**Task description**
Below, find each line holding "财务会计" and state how many there are, using the number alone.

**Records for this task**
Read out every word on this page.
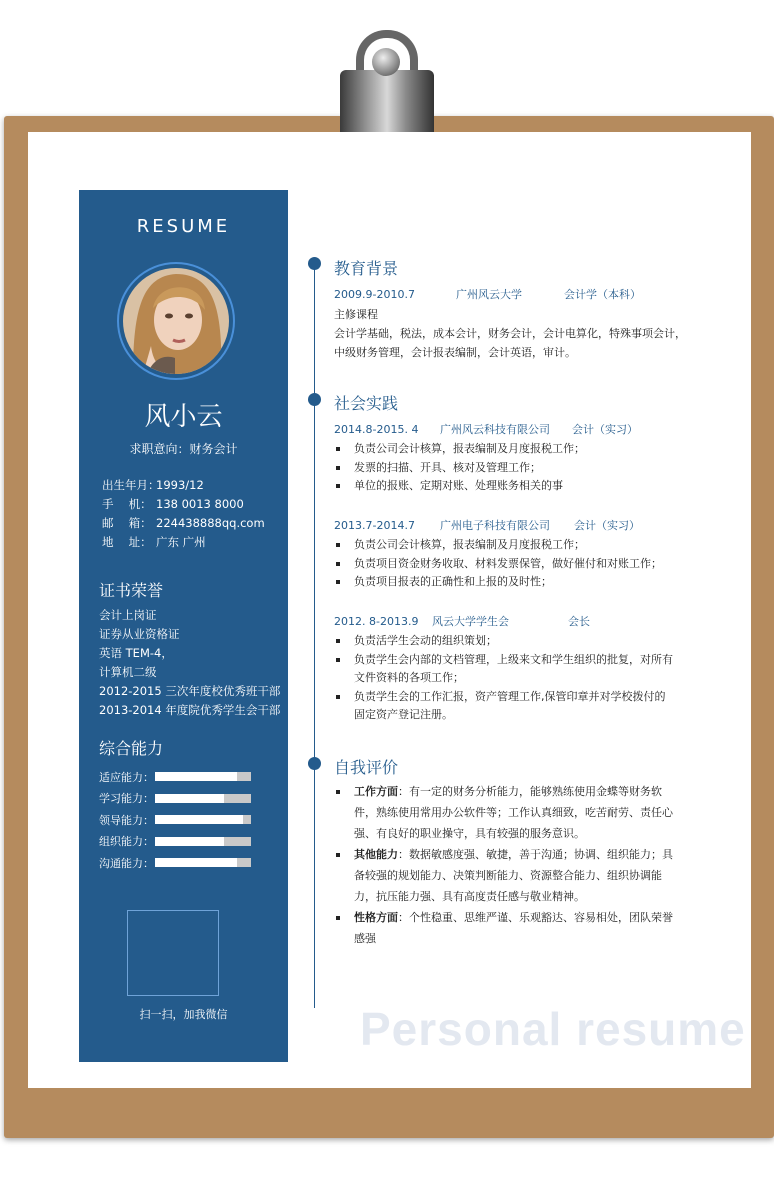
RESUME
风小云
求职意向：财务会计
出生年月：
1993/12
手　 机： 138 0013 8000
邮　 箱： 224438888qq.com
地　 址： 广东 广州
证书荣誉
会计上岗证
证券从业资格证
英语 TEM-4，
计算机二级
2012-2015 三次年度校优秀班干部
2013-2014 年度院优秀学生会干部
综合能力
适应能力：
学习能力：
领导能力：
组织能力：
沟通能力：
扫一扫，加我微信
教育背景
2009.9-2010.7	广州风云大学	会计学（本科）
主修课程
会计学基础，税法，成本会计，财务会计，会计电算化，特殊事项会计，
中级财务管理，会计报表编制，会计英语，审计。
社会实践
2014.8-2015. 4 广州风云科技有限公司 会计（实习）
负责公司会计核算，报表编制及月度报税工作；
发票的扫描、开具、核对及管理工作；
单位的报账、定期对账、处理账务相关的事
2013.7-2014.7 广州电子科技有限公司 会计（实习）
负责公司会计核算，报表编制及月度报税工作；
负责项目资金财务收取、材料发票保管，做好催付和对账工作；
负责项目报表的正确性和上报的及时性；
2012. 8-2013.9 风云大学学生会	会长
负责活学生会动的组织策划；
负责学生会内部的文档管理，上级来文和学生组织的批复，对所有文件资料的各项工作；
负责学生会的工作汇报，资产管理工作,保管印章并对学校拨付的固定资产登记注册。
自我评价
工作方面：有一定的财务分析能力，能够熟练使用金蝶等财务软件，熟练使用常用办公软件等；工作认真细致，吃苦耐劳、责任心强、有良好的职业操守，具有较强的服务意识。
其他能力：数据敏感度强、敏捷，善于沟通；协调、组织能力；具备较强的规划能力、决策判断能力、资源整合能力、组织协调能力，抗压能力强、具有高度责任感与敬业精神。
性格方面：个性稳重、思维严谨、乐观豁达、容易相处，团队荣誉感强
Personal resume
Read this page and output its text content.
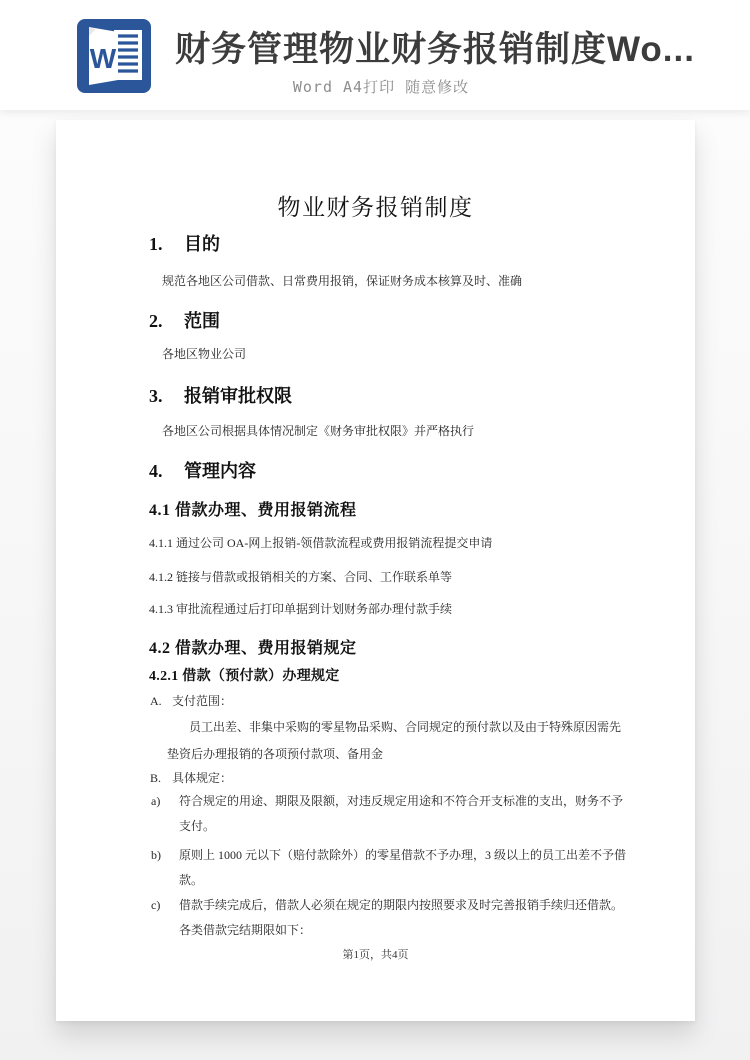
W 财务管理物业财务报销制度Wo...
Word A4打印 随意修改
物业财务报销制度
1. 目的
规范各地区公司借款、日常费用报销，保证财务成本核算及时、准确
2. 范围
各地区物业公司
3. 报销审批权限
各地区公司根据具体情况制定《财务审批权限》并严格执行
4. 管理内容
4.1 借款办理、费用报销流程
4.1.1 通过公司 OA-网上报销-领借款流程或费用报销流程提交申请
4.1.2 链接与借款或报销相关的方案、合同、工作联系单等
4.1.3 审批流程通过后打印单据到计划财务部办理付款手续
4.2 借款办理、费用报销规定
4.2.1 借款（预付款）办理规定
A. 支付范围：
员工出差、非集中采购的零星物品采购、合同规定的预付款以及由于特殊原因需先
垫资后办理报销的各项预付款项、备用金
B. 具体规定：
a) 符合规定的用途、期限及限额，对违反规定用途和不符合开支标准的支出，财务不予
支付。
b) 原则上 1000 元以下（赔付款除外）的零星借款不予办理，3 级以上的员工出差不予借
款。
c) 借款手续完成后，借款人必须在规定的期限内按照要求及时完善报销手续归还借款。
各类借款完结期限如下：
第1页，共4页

**Output of the exercise**
2